__Exercise aim__. Reproduce exactly, with no other output, every line of the data below from the line containing "Serialize everything readable" to the end, inclusive.

(Lines of data)
********
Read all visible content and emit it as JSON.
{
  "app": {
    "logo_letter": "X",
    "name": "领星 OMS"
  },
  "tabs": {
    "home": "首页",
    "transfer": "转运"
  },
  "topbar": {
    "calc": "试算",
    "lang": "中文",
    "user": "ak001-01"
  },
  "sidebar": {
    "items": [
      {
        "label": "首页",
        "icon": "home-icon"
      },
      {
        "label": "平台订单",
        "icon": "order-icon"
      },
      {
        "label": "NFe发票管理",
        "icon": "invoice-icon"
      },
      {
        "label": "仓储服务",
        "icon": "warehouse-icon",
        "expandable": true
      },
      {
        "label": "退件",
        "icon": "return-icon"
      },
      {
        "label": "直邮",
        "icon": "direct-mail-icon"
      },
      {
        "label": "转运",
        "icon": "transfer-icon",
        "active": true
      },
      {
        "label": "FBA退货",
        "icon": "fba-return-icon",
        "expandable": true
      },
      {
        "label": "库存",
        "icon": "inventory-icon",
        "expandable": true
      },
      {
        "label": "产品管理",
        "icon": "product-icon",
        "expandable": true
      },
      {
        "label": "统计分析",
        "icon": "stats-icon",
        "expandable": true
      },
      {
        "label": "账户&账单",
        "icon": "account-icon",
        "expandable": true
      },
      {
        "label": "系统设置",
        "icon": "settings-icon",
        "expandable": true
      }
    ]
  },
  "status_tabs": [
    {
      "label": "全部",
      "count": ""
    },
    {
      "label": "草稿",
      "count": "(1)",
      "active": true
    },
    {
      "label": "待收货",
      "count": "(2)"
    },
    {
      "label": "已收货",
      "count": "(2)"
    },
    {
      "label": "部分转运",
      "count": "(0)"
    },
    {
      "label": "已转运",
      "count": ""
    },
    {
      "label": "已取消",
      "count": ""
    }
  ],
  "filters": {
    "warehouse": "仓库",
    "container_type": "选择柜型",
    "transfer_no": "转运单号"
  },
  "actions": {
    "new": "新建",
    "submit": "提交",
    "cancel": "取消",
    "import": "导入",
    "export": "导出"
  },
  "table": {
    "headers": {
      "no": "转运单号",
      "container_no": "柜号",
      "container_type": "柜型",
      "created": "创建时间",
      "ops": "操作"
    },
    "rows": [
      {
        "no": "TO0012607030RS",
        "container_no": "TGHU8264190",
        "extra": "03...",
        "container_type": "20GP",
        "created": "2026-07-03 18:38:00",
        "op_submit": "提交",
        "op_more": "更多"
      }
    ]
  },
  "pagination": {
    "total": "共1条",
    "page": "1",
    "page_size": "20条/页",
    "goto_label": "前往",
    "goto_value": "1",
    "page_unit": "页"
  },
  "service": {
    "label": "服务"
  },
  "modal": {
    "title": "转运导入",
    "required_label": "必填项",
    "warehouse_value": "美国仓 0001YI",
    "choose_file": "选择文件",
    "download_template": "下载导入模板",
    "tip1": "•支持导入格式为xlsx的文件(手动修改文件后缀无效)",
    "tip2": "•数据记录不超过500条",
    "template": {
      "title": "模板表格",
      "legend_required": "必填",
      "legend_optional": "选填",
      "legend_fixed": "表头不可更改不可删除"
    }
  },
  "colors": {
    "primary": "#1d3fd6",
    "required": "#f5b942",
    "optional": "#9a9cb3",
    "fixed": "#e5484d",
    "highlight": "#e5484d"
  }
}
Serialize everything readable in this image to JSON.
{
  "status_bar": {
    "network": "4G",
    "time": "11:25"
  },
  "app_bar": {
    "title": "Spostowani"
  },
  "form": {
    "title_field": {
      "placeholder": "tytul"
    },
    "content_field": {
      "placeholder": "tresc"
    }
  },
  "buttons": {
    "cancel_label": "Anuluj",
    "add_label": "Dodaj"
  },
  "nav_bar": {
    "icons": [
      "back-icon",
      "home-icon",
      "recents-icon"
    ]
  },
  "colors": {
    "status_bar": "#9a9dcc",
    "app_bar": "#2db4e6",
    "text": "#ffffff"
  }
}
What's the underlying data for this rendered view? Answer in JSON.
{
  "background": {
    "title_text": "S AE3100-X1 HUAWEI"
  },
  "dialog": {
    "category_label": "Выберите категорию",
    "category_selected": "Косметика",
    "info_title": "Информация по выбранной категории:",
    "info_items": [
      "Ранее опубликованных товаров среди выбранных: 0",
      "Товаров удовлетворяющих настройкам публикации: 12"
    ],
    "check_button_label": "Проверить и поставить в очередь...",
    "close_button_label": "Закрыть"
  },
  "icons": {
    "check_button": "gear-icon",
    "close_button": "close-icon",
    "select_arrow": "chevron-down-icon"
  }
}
********
__Written response__.
Serialize everything readable in this image to JSON.
{
  "status_bar": {
    "network": "4G",
    "time": "11:25"
  },
  "app_bar": {
    "title": "Spostowani"
  },
  "form": {
    "title_field": {
      "placeholder": "tytul"
    },
    "content_field": {
      "placeholder": "tresc"
    }
  },
  "buttons": {
    "cancel_label": "Anuluj",
    "add_label": "Dodaj"
  },
  "nav_bar": {
    "icons": [
      "back-icon",
      "home-icon",
      "recents-icon"
    ]
  },
  "colors": {
    "status_bar": "#9a9dcc",
    "app_bar": "#2db4e6",
    "text": "#ffffff"
  }
}
What's the underlying data for this rendered view? Answer in JSON.
{
  "background": {
    "title_text": "S AE3100-X1 HUAWEI"
  },
  "dialog": {
    "category_label": "Выберите категорию",
    "category_selected": "Косметика",
    "info_title": "Информация по выбранной категории:",
    "info_items": [
      "Ранее опубликованных товаров среди выбранных: 0",
      "Товаров удовлетворяющих настройкам публикации: 12"
    ],
    "check_button_label": "Проверить и поставить в очередь...",
    "close_button_label": "Закрыть"
  },
  "icons": {
    "check_button": "gear-icon",
    "close_button": "close-icon",
    "select_arrow": "chevron-down-icon"
  }
}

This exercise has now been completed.